**PROBLEM STATEMENT**
Transcribe the records that follow. Keep every word exactly, and drop the pictures.

**Stored data**
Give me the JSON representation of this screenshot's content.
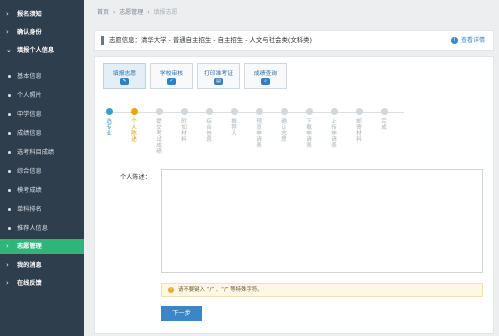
{
  "sidebar": {
    "items": [
      {
        "label": "报名须知",
        "type": "section"
      },
      {
        "label": "确认身份",
        "type": "section"
      },
      {
        "label": "填报个人信息",
        "type": "section"
      },
      {
        "label": "基本信息",
        "type": "sub"
      },
      {
        "label": "个人照片",
        "type": "sub"
      },
      {
        "label": "中学信息",
        "type": "sub"
      },
      {
        "label": "成绩信息",
        "type": "sub"
      },
      {
        "label": "选考科目成绩",
        "type": "sub"
      },
      {
        "label": "综合信息",
        "type": "sub"
      },
      {
        "label": "模考成绩",
        "type": "sub"
      },
      {
        "label": "单科排名",
        "type": "sub"
      },
      {
        "label": "推荐人信息",
        "type": "sub"
      },
      {
        "label": "志愿管理",
        "type": "section",
        "active": true
      },
      {
        "label": "我的消息",
        "type": "section"
      },
      {
        "label": "在线反馈",
        "type": "section"
      }
    ],
    "active_color": "#2fb47a"
  },
  "breadcrumb": {
    "items": [
      "首页",
      "志愿管理",
      "填报志愿"
    ],
    "separator": "›"
  },
  "info_bar": {
    "text": "志愿信息：清华大学 - 普通自主招生 - 自主招生 - 人文与社会类(文科类)",
    "detail_label": "查看详情",
    "detail_icon": "info-icon"
  },
  "tabs": [
    {
      "label": "填报志愿",
      "icon": "edit-icon",
      "active": true
    },
    {
      "label": "学校审核",
      "icon": "check-icon"
    },
    {
      "label": "打印准考证",
      "icon": "print-icon"
    },
    {
      "label": "成绩查询",
      "icon": "search-icon"
    }
  ],
  "steps": [
    {
      "label": "选专业",
      "state": "done"
    },
    {
      "label": "个人陈述",
      "state": "current"
    },
    {
      "label": "提交考试成绩",
      "state": "todo"
    },
    {
      "label": "附加材料",
      "state": "todo"
    },
    {
      "label": "综合信息",
      "state": "todo"
    },
    {
      "label": "推荐人",
      "state": "todo"
    },
    {
      "label": "预览申请表",
      "state": "todo"
    },
    {
      "label": "确认志愿",
      "state": "todo"
    },
    {
      "label": "下载申请表",
      "state": "todo"
    },
    {
      "label": "上传申请表",
      "state": "todo"
    },
    {
      "label": "邮寄材料",
      "state": "todo"
    },
    {
      "label": "完成",
      "state": "todo"
    }
  ],
  "form": {
    "field_label": "个人陈述：",
    "value": "",
    "tip": "请不要键入 “/” 、“/” 等特殊字符。",
    "submit_label": "下一步"
  },
  "colors": {
    "primary": "#3a86c8",
    "sidebar_bg": "#2f3e4c",
    "current_step": "#f0a30a"
  }
}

**ANSWER TO THIS PROBLEM**
Give me the JSON representation of this screenshot's content.
{
  "sidebar": {
    "items": [
      {
        "label": "报名须知",
        "type": "section"
      },
      {
        "label": "确认身份",
        "type": "section"
      },
      {
        "label": "填报个人信息",
        "type": "section"
      },
      {
        "label": "基本信息",
        "type": "sub"
      },
      {
        "label": "个人照片",
        "type": "sub"
      },
      {
        "label": "中学信息",
        "type": "sub"
      },
      {
        "label": "成绩信息",
        "type": "sub"
      },
      {
        "label": "选考科目成绩",
        "type": "sub"
      },
      {
        "label": "综合信息",
        "type": "sub"
      },
      {
        "label": "模考成绩",
        "type": "sub"
      },
      {
        "label": "单科排名",
        "type": "sub"
      },
      {
        "label": "推荐人信息",
        "type": "sub"
      },
      {
        "label": "志愿管理",
        "type": "section",
        "active": true
      },
      {
        "label": "我的消息",
        "type": "section"
      },
      {
        "label": "在线反馈",
        "type": "section"
      }
    ],
    "active_color": "#2fb47a"
  },
  "breadcrumb": {
    "items": [
      "首页",
      "志愿管理",
      "填报志愿"
    ],
    "separator": "›"
  },
  "info_bar": {
    "text": "志愿信息：清华大学 - 普通自主招生 - 自主招生 - 人文与社会类(文科类)",
    "detail_label": "查看详情",
    "detail_icon": "info-icon"
  },
  "tabs": [
    {
      "label": "填报志愿",
      "icon": "edit-icon",
      "active": true
    },
    {
      "label": "学校审核",
      "icon": "check-icon"
    },
    {
      "label": "打印准考证",
      "icon": "print-icon"
    },
    {
      "label": "成绩查询",
      "icon": "search-icon"
    }
  ],
  "steps": [
    {
      "label": "选专业",
      "state": "done"
    },
    {
      "label": "个人陈述",
      "state": "current"
    },
    {
      "label": "提交考试成绩",
      "state": "todo"
    },
    {
      "label": "附加材料",
      "state": "todo"
    },
    {
      "label": "综合信息",
      "state": "todo"
    },
    {
      "label": "推荐人",
      "state": "todo"
    },
    {
      "label": "预览申请表",
      "state": "todo"
    },
    {
      "label": "确认志愿",
      "state": "todo"
    },
    {
      "label": "下载申请表",
      "state": "todo"
    },
    {
      "label": "上传申请表",
      "state": "todo"
    },
    {
      "label": "邮寄材料",
      "state": "todo"
    },
    {
      "label": "完成",
      "state": "todo"
    }
  ],
  "form": {
    "field_label": "个人陈述：",
    "value": "",
    "tip": "请不要键入 “/” 、“/” 等特殊字符。",
    "submit_label": "下一步"
  },
  "colors": {
    "primary": "#3a86c8",
    "sidebar_bg": "#2f3e4c",
    "current_step": "#f0a30a"
  }
}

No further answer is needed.